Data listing

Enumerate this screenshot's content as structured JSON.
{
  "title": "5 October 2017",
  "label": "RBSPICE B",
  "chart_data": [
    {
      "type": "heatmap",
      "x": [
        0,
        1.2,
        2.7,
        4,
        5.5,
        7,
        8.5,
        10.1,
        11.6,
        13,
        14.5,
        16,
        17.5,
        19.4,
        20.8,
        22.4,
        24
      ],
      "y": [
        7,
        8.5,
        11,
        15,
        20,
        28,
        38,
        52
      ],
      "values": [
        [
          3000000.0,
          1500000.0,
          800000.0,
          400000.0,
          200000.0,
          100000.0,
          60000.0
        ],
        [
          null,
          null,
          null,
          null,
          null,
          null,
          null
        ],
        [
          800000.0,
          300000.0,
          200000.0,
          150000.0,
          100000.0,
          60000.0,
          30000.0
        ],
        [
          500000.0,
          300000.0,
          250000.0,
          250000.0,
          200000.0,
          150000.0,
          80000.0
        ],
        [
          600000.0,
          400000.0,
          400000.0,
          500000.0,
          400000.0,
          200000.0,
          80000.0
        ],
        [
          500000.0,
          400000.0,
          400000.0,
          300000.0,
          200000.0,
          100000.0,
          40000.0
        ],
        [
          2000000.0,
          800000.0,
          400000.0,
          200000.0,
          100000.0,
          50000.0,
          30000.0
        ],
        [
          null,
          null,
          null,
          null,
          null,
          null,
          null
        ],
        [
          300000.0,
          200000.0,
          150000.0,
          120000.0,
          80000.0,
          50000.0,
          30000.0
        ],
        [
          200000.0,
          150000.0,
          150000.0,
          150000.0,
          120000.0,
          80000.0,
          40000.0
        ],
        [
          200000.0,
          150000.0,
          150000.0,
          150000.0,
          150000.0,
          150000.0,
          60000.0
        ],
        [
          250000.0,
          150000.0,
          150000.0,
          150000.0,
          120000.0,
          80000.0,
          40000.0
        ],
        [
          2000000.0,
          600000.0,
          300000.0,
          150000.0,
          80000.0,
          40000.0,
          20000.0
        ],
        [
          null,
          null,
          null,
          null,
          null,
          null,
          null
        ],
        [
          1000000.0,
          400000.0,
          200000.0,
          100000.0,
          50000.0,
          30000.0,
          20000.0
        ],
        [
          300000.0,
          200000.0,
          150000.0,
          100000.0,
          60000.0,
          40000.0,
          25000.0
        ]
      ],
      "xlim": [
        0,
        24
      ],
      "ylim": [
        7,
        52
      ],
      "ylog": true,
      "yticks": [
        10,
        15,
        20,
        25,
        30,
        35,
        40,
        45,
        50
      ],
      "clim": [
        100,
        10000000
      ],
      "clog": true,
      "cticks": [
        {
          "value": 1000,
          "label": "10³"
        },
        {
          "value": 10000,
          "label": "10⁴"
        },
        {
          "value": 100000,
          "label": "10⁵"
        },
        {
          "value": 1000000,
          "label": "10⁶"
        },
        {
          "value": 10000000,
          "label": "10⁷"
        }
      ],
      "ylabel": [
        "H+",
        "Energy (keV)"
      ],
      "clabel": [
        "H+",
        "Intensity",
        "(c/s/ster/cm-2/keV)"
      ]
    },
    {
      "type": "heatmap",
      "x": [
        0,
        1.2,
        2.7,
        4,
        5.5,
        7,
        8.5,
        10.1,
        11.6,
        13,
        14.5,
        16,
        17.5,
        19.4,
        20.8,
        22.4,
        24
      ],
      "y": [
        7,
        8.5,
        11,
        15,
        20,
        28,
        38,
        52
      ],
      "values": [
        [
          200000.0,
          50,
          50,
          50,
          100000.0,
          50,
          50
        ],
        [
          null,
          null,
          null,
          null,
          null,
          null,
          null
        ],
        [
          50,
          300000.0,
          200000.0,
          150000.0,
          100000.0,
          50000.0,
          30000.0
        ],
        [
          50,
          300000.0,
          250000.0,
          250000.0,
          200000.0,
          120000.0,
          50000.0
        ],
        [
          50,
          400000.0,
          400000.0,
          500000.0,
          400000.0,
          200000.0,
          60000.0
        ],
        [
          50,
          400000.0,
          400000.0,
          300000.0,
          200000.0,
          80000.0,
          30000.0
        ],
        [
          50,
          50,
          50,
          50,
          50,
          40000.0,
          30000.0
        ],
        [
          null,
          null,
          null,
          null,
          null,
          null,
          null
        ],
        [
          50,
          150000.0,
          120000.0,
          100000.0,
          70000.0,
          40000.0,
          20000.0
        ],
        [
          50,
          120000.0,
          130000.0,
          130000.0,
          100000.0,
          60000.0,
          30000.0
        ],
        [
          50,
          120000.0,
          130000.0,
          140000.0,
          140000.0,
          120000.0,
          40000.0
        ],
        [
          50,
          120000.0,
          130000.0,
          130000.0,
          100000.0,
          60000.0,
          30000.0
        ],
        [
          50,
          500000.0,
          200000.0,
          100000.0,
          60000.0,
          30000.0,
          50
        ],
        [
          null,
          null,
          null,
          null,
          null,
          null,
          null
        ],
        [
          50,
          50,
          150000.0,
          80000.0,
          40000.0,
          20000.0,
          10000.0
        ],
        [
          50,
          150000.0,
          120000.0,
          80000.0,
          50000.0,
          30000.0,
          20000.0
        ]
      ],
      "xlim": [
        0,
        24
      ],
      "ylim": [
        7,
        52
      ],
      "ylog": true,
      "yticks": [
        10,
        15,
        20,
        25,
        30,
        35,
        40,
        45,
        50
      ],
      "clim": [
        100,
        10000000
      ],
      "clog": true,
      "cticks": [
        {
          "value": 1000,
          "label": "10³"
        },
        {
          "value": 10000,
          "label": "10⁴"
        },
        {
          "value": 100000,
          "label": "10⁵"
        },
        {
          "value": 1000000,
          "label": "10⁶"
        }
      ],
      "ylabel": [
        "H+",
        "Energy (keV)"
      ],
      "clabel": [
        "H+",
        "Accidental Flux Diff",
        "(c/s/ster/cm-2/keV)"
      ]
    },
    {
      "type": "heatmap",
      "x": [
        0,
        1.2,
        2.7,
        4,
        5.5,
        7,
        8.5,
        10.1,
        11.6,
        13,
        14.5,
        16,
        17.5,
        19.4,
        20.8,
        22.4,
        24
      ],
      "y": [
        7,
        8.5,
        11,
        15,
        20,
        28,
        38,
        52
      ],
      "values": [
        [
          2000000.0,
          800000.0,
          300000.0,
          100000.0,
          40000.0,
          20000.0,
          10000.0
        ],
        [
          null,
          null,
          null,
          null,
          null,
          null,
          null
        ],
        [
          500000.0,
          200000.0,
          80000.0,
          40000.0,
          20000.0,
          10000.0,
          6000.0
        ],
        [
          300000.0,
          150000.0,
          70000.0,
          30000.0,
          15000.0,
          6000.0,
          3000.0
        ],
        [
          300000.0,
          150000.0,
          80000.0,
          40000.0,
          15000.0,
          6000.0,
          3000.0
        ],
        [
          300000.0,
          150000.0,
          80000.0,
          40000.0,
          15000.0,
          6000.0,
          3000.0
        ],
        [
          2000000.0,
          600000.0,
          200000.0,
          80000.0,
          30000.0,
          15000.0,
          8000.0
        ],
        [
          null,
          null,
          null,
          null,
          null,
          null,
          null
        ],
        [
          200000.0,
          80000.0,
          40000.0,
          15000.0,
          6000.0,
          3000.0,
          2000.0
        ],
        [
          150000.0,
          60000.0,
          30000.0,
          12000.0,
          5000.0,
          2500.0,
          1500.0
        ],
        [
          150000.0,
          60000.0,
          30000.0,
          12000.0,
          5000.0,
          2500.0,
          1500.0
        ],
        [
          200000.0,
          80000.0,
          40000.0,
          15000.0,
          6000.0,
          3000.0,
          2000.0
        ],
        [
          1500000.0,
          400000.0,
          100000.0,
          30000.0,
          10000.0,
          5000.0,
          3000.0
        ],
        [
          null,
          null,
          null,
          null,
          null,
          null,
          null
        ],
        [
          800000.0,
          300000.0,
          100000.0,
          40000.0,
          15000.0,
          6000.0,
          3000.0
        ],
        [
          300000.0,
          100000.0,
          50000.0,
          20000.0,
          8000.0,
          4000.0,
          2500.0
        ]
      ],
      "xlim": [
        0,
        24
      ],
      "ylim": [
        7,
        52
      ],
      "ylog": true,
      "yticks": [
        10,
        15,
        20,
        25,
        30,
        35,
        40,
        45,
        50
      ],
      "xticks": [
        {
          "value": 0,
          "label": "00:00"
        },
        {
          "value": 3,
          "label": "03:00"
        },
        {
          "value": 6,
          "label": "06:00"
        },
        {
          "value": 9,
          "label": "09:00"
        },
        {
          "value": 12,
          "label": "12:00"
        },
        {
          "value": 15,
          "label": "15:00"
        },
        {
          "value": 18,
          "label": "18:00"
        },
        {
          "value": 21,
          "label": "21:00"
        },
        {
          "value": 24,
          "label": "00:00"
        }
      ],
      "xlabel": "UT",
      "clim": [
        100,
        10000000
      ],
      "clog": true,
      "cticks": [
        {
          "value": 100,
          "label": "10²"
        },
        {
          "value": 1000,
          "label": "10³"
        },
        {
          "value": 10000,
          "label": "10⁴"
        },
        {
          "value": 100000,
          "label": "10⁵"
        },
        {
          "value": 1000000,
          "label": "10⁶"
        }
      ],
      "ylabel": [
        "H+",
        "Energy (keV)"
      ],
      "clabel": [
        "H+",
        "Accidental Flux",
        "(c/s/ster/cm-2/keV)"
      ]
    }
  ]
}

[Written request]: Take each line of the material that contains the word "Flux" and list it.

[Task solution]:
        "Accidental Flux Diff",
        "Accidental Flux",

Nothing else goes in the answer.